Coordinate annotation records
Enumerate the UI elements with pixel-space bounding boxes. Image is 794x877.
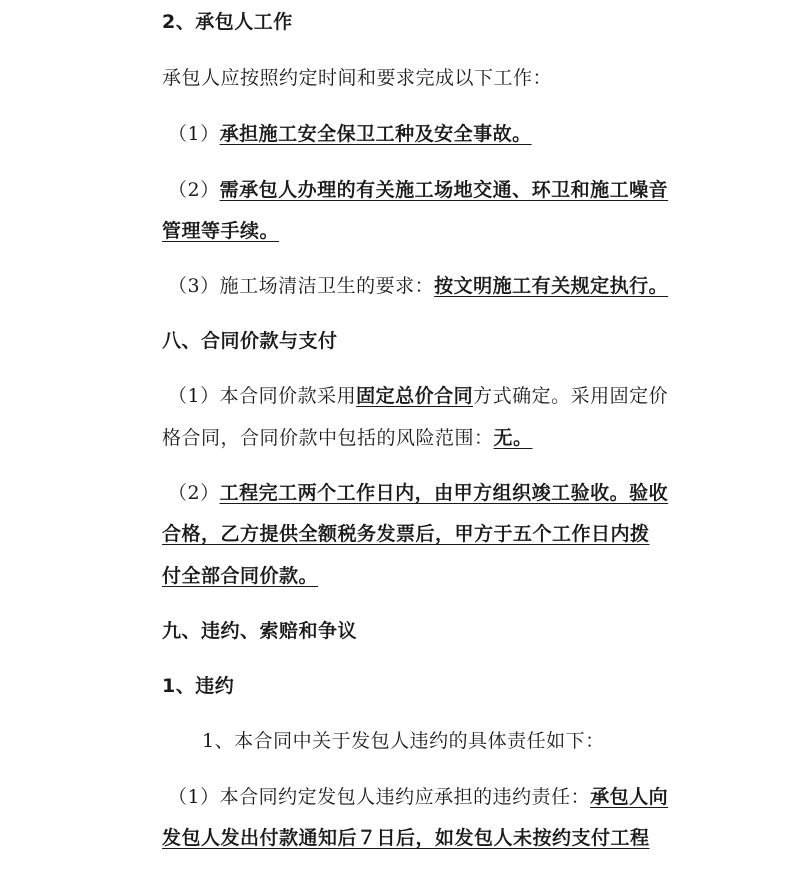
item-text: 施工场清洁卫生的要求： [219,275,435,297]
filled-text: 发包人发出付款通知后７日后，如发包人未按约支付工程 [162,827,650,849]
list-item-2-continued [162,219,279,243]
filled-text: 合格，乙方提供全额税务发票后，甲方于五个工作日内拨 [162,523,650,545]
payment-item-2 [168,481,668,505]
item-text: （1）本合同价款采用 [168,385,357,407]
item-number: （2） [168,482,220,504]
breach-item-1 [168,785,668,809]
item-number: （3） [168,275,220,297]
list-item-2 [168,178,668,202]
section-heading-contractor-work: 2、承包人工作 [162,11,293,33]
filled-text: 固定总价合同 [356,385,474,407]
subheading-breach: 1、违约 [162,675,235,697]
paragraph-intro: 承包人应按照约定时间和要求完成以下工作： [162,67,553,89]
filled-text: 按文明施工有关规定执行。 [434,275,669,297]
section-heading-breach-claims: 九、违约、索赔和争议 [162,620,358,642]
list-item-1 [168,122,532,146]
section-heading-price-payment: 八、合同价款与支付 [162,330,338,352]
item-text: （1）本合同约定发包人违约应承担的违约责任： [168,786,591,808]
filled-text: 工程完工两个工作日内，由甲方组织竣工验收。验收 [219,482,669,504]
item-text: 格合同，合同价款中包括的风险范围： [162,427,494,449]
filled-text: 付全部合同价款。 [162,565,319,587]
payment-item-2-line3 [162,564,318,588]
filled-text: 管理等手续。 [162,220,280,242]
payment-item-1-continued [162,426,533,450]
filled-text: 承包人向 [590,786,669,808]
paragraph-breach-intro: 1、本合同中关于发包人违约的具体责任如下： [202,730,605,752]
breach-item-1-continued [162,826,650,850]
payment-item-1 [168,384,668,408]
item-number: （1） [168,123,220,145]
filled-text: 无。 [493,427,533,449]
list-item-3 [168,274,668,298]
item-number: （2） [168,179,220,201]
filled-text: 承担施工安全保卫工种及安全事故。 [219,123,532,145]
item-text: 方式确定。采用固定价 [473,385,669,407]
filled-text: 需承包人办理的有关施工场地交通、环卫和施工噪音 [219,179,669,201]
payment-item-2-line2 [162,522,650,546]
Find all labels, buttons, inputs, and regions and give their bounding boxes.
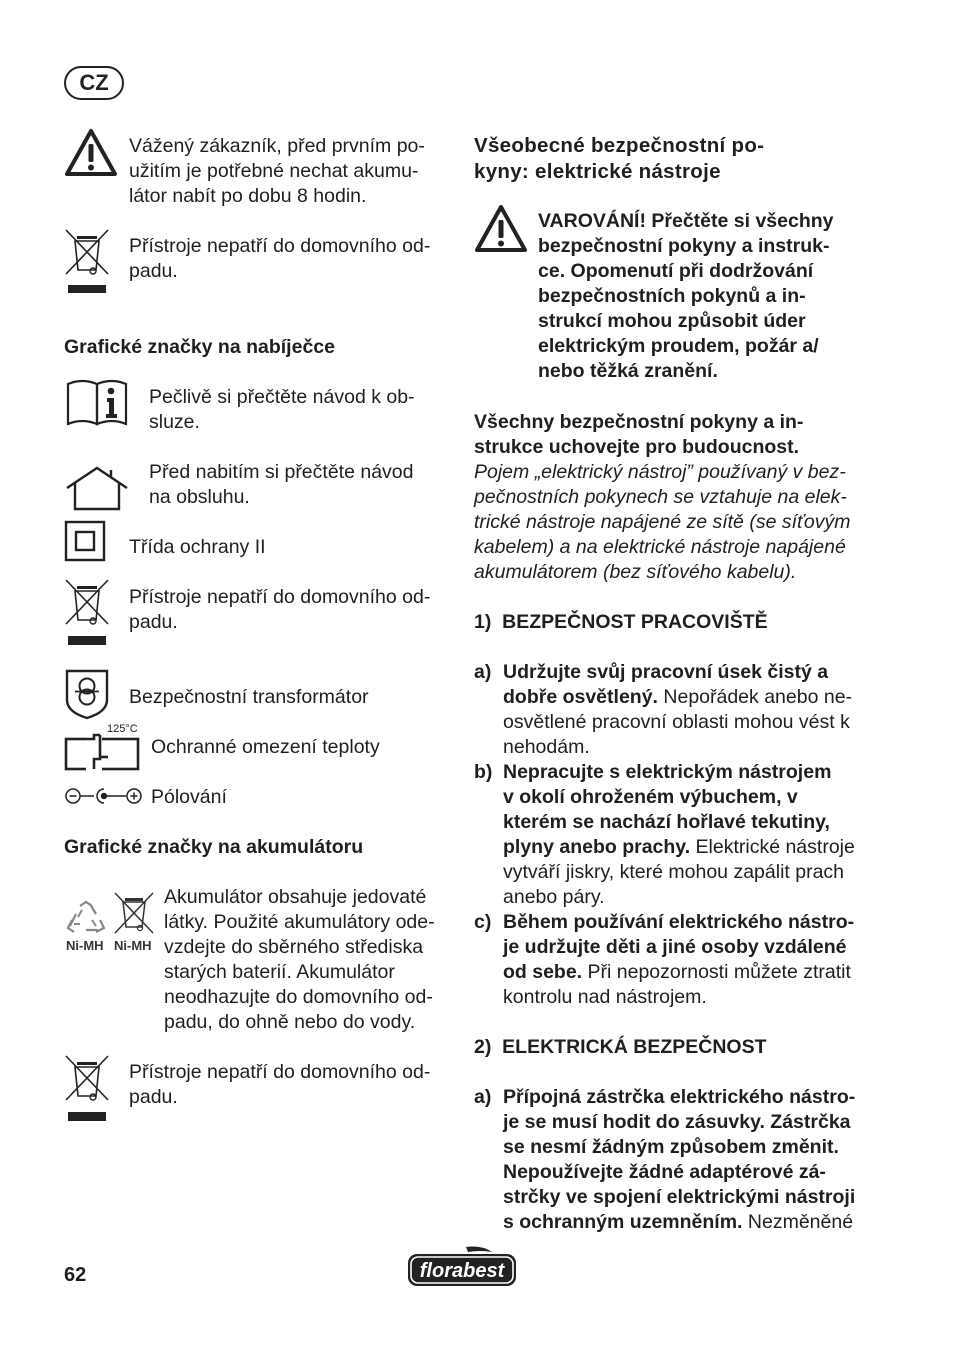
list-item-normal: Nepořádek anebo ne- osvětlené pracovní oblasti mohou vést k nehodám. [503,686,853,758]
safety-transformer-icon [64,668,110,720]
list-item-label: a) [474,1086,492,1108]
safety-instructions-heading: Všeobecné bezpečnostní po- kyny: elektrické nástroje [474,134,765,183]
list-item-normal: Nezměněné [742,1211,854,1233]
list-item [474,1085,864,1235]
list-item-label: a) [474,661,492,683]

• _What the exercise asks_: From the rows above, copy out every line that contains the string "paragraph". Matching is case-sensitive.

• _Solution to this task_:
paragraph-intro: 承包人应按照约定时间和要求完成以下工作： [162,67,553,89]
paragraph-breach-intro: 1、本合同中关于发包人违约的具体责任如下： [202,730,605,752]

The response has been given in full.